[Data items]
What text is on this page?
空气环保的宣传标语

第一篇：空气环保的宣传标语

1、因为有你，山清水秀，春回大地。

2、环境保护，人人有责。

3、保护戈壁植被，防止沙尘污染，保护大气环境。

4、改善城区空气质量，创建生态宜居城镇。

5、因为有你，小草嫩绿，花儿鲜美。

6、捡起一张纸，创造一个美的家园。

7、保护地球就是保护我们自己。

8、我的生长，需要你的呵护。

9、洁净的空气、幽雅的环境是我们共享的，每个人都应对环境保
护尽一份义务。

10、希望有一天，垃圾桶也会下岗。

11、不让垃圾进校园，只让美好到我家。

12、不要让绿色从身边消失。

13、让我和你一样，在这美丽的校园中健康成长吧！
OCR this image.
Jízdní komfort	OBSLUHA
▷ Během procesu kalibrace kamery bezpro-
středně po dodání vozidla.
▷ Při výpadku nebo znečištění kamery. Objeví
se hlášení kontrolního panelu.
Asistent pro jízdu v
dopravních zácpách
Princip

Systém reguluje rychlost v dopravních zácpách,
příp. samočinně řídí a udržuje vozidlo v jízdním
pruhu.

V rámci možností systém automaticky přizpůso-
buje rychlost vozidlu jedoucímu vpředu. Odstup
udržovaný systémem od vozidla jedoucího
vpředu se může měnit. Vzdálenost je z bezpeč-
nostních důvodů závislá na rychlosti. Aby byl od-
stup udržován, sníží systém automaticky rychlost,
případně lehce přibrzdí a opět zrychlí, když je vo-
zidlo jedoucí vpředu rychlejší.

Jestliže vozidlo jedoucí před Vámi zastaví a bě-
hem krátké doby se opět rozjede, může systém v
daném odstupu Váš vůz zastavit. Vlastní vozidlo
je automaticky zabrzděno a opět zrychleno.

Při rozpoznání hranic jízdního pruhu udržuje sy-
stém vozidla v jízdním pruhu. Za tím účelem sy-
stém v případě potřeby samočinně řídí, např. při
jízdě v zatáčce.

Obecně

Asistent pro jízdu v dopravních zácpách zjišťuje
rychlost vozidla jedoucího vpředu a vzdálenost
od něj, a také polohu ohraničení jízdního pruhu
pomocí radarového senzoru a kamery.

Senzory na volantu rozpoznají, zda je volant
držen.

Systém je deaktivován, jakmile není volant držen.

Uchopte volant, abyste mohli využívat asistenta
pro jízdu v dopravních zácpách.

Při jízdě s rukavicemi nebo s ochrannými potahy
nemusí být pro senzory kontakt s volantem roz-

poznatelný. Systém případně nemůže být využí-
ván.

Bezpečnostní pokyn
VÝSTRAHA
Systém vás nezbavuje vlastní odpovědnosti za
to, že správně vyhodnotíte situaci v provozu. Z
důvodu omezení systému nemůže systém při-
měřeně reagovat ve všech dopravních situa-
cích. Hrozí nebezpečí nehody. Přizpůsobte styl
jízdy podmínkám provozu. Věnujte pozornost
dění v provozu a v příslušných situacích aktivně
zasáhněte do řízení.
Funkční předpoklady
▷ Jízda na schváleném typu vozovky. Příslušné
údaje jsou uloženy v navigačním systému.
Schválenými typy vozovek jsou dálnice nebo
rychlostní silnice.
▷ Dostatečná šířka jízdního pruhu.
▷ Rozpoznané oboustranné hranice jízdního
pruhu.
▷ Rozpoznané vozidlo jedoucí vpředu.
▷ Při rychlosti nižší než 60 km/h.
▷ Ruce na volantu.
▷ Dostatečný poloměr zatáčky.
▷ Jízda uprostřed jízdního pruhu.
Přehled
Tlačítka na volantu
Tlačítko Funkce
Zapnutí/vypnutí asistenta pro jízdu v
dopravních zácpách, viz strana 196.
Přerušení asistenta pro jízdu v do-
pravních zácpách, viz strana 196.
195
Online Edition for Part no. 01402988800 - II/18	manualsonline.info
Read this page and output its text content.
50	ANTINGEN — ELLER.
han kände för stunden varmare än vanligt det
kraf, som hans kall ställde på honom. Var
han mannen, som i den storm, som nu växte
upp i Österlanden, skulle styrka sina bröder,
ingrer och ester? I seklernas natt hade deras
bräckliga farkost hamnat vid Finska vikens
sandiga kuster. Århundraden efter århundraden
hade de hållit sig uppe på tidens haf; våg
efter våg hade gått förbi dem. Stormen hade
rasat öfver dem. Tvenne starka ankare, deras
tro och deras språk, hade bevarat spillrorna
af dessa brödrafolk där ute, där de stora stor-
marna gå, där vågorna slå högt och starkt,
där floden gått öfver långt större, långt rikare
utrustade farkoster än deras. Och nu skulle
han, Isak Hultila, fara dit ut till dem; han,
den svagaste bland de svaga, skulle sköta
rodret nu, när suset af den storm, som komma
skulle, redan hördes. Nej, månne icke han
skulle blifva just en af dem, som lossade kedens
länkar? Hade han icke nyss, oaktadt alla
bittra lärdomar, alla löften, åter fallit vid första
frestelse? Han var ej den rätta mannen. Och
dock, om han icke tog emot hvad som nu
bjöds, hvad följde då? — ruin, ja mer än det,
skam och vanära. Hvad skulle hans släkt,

**The task**: Figure out how many lines above include the string "hans", then report that number and nothing else.

**Exercise answer**: 2